### [Records for the task]
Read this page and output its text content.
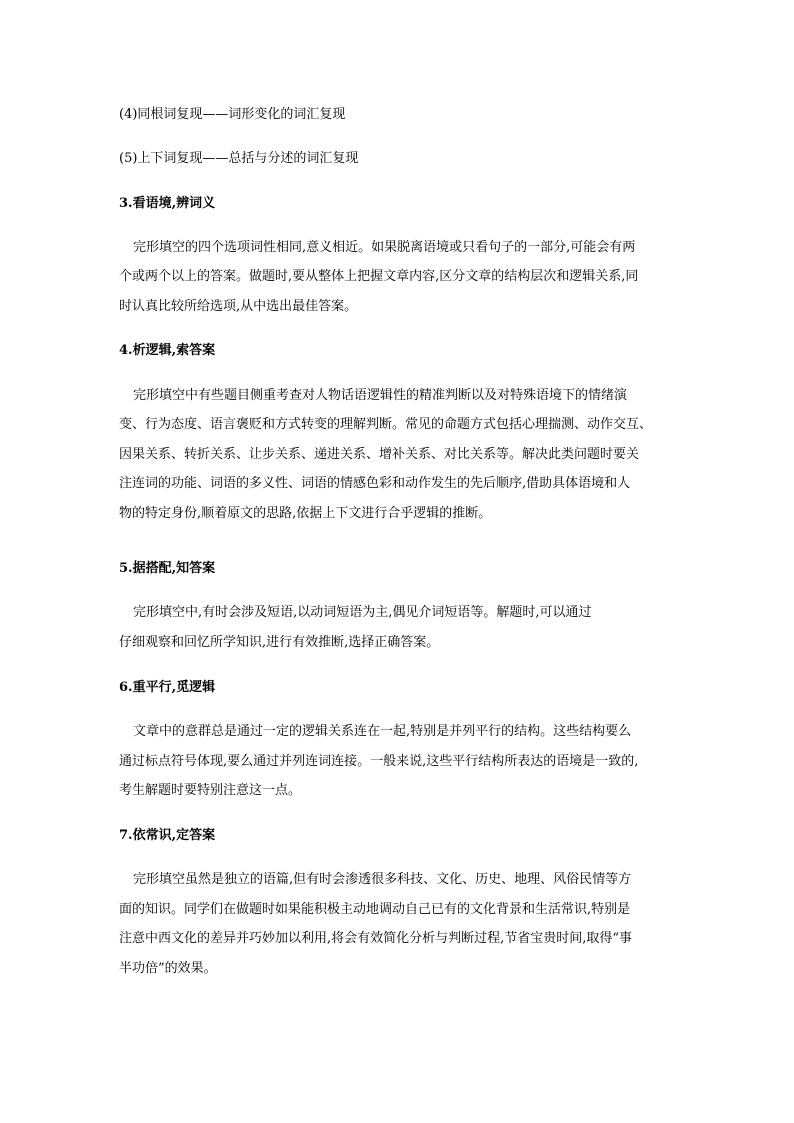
(4)同根词复现——词形变化的词汇复现
(5)上下词复现——总括与分述的词汇复现
3.看语境,辨词义
完形填空的四个选项词性相同,意义相近。如果脱离语境或只看句子的一部分,可能会有两
个或两个以上的答案。做题时,要从整体上把握文章内容,区分文章的结构层次和逻辑关系,同
时认真比较所给选项,从中选出最佳答案。
4.析逻辑,索答案
完形填空中有些题目侧重考查对人物话语逻辑性的精准判断以及对特殊语境下的情绪演
变、行为态度、语言褒贬和方式转变的理解判断。常见的命题方式包括心理揣测、动作交互、
因果关系、转折关系、让步关系、递进关系、增补关系、对比关系等。解决此类问题时要关
注连词的功能、词语的多义性、词语的情感色彩和动作发生的先后顺序,借助具体语境和人
物的特定身份,顺着原文的思路,依据上下文进行合乎逻辑的推断。
5.据搭配,知答案
完形填空中,有时会涉及短语,以动词短语为主,偶见介词短语等。解题时,可以通过
仔细观察和回忆所学知识,进行有效推断,选择正确答案。
6.重平行,觅逻辑
文章中的意群总是通过一定的逻辑关系连在一起,特别是并列平行的结构。这些结构要么
通过标点符号体现,要么通过并列连词连接。一般来说,这些平行结构所表达的语境是一致的,
考生解题时要特别注意这一点。
7.依常识,定答案
完形填空虽然是独立的语篇,但有时会渗透很多科技、文化、历史、地理、风俗民情等方
面的知识。同学们在做题时如果能积极主动地调动自己已有的文化背景和生活常识,特别是
注意中西文化的差异并巧妙加以利用,将会有效简化分析与判断过程,节省宝贵时间,取得“事
半功倍”的效果。
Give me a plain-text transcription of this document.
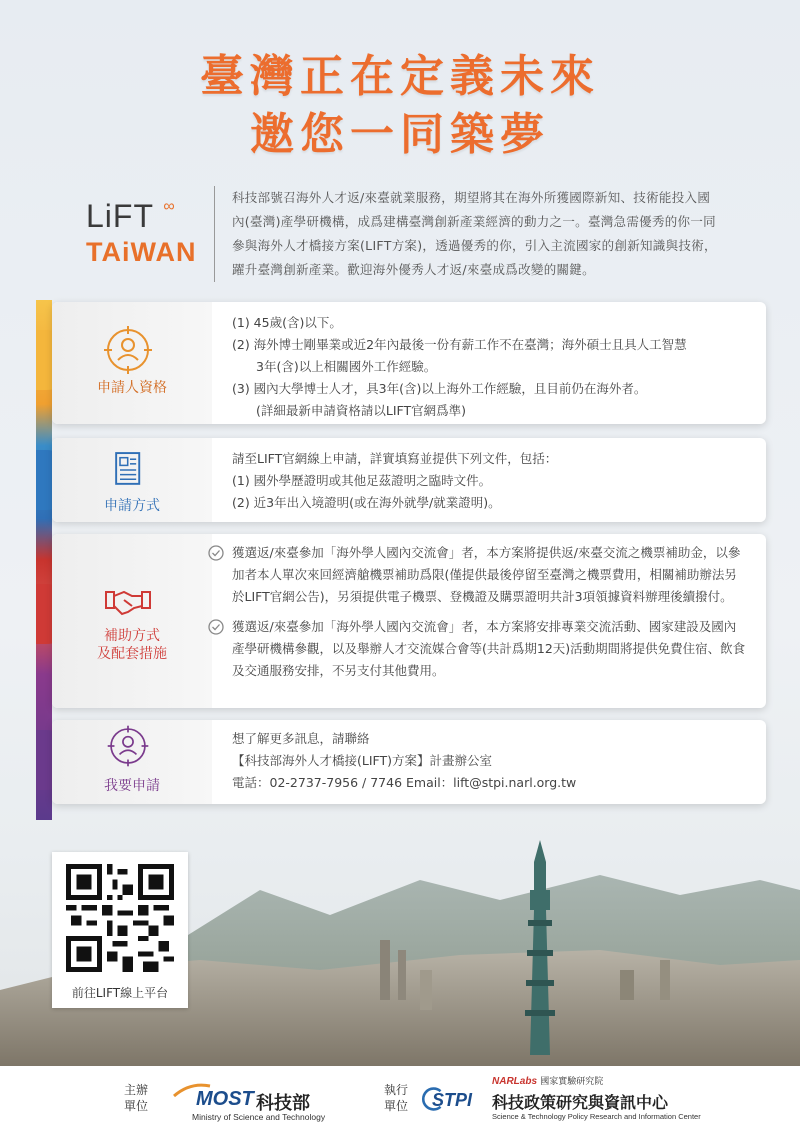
臺灣正在定義未來
邀您一同築夢
LiFT ∞
TAiWAN
科技部號召海外人才返/來臺就業服務，期望將其在海外所獲國際新知、技術能投入國
內(臺灣)產學研機構，成爲建構臺灣創新產業經濟的動力之一。臺灣急需優秀的你一同
參與海外人才橋接方案(LIFT方案)，透過優秀的你，引入主流國家的創新知識與技術，
躍升臺灣創新產業。歡迎海外優秀人才返/來臺成爲改變的關鍵。
申請人資格
(1) 45歲(含)以下。
(2) 海外博士剛畢業或近2年內最後一份有薪工作不在臺灣；海外碩士且具人工智慧
3年(含)以上相關國外工作經驗。
(3) 國內大學博士人才，具3年(含)以上海外工作經驗，且目前仍在海外者。
(詳細最新申請資格請以LIFT官網爲準)
申請方式
請至LIFT官網線上申請，詳實填寫並提供下列文件，包括：
(1) 國外學歷證明或其他足茲證明之臨時文件。
(2) 近3年出入境證明(或在海外就學/就業證明)。
補助方式
及配套措施
獲選返/來臺參加「海外學人國內交流會」者，本方案將提供返/來臺交流之機票補助金，以參加者本人單次來回經濟艙機票補助爲限(僅提供最後停留至臺灣之機票費用，相關補助辦法另於LIFT官網公告)，另須提供電子機票、登機證及購票證明共計3項領據資料辦理後續撥付。
獲選返/來臺參加「海外學人國內交流會」者，本方案將安排專業交流活動、國家建設及國內產學研機構參觀，以及舉辦人才交流媒合會等(共計爲期12天)活動期間將提供免費住宿、飲食及交通服務安排，不另支付其他費用。
我要申請
想了解更多訊息，請聯絡
【科技部海外人才橋接(LIFT)方案】計畫辦公室
電話：02-2737-7956 / 7746 Email：lift@stpi.narl.org.tw
前往LIFT線上平台
主辦
單位 MOST 科技部
Ministry of Science and Technology
執行
單位 STPI
NARLabs 國家實驗研究院
科技政策研究與資訊中心
Science & Technology Policy Research and Information Center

### [Aim of the task]
From the material above, copy each line that includes the word "this".

### [Solution]
Read this page and output its text content.
Give me a plain-text transcription of this document.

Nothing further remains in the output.